MATERIAL SUPPLIED:
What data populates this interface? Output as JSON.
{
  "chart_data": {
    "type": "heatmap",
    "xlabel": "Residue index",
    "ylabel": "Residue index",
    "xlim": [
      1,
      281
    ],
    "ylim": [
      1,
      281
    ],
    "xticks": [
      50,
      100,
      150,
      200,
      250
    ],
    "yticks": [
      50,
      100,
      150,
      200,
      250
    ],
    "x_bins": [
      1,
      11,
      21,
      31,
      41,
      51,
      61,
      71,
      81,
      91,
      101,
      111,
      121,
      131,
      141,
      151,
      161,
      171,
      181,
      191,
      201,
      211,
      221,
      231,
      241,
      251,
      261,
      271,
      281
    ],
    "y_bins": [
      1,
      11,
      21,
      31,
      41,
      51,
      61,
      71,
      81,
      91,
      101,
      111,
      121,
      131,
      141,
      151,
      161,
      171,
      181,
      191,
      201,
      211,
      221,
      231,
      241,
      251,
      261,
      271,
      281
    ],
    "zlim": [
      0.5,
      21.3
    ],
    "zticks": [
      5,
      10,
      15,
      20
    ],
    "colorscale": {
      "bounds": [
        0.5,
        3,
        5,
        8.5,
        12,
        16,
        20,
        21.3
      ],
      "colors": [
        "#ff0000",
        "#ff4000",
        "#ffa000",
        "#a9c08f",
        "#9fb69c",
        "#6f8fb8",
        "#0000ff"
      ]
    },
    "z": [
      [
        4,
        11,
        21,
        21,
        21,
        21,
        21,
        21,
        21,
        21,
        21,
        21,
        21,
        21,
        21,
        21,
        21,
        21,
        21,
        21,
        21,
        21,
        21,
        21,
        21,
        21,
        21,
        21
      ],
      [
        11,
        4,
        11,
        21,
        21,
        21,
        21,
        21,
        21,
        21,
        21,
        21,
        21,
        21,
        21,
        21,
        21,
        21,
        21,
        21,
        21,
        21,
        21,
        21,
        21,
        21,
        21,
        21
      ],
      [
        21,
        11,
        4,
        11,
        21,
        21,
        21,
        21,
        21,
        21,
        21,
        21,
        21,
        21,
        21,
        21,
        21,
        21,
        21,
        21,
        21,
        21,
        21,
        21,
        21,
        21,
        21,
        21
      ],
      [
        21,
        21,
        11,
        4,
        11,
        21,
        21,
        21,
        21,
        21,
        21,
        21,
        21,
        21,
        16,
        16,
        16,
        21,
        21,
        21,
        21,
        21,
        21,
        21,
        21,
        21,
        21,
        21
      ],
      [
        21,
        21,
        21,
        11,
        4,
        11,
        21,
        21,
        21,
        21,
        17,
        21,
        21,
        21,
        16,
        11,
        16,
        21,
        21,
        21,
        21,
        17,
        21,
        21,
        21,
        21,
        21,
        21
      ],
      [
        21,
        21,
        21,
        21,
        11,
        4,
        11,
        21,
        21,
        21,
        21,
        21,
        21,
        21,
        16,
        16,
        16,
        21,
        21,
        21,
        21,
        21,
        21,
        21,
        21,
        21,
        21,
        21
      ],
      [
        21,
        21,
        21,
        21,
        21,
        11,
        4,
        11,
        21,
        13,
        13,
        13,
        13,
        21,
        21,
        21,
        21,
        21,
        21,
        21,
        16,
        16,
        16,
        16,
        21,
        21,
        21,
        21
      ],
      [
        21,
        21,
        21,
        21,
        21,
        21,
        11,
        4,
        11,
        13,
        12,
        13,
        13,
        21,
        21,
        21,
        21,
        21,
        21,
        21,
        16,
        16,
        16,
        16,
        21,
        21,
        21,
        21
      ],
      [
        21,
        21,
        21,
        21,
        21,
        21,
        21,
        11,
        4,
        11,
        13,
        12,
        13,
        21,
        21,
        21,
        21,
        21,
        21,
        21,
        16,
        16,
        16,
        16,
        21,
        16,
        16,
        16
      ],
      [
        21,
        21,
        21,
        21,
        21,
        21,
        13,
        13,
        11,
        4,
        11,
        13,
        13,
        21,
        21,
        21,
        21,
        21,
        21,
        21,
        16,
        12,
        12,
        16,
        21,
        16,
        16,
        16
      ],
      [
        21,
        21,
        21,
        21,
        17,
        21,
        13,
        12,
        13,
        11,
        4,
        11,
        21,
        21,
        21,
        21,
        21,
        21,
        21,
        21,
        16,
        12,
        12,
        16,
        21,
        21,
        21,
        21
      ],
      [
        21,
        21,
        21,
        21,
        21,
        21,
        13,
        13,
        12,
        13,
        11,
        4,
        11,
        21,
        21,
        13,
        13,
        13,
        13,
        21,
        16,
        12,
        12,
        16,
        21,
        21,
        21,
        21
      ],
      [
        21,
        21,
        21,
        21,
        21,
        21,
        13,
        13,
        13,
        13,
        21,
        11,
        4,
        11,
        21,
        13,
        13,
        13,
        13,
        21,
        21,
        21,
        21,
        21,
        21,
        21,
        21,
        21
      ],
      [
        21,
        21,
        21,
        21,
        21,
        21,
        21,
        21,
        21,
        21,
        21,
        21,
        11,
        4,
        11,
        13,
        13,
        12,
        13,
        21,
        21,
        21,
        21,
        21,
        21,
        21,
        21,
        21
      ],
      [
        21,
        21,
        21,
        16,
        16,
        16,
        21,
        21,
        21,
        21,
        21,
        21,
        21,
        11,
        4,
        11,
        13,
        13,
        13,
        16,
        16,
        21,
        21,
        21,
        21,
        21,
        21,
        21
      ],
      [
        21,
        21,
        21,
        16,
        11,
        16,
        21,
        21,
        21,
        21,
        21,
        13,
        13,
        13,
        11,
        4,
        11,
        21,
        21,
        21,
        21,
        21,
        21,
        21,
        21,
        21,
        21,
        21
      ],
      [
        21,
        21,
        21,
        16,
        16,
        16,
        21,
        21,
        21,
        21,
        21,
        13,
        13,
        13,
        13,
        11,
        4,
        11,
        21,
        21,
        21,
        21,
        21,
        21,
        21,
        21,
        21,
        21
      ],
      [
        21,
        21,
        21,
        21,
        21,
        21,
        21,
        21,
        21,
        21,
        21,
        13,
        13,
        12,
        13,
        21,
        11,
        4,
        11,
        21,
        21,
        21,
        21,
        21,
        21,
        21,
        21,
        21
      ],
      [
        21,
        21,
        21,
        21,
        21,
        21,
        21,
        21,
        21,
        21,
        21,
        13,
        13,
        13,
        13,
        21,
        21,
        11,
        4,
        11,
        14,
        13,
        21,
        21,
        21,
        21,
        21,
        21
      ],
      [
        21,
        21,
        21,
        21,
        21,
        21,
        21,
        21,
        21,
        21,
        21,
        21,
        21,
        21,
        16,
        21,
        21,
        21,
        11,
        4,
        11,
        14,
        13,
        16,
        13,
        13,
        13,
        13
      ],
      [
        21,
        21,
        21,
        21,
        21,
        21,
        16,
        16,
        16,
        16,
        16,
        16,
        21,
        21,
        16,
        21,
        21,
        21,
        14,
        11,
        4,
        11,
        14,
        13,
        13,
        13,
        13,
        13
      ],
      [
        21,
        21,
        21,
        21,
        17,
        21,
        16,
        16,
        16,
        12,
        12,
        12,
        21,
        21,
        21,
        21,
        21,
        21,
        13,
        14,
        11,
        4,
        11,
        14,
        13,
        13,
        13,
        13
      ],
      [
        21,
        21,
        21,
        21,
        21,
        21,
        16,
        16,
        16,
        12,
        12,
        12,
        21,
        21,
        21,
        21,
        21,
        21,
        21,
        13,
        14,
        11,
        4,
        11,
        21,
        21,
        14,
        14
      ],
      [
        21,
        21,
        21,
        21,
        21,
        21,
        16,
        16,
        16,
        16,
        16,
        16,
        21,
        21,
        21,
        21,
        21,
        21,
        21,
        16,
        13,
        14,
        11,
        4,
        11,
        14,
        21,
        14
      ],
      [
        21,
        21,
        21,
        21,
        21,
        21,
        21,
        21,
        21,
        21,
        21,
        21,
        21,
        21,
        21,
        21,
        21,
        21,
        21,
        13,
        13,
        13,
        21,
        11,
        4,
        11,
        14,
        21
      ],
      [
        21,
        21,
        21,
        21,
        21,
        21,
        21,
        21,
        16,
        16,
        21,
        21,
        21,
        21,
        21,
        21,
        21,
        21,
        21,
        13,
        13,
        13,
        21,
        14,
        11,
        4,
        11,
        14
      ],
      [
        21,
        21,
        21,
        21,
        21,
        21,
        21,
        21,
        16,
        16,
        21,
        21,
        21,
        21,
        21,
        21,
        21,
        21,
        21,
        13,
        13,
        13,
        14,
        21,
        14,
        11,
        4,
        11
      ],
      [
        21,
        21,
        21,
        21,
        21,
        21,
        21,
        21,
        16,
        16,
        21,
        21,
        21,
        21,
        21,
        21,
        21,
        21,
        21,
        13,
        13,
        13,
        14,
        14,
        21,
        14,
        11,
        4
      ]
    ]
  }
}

YOUR OBJECTIVE:
Track down every line of the material containing the string "index", and copy it.

ANSWER BELOW:
    "xlabel": "Residue index",
    "ylabel": "Residue index",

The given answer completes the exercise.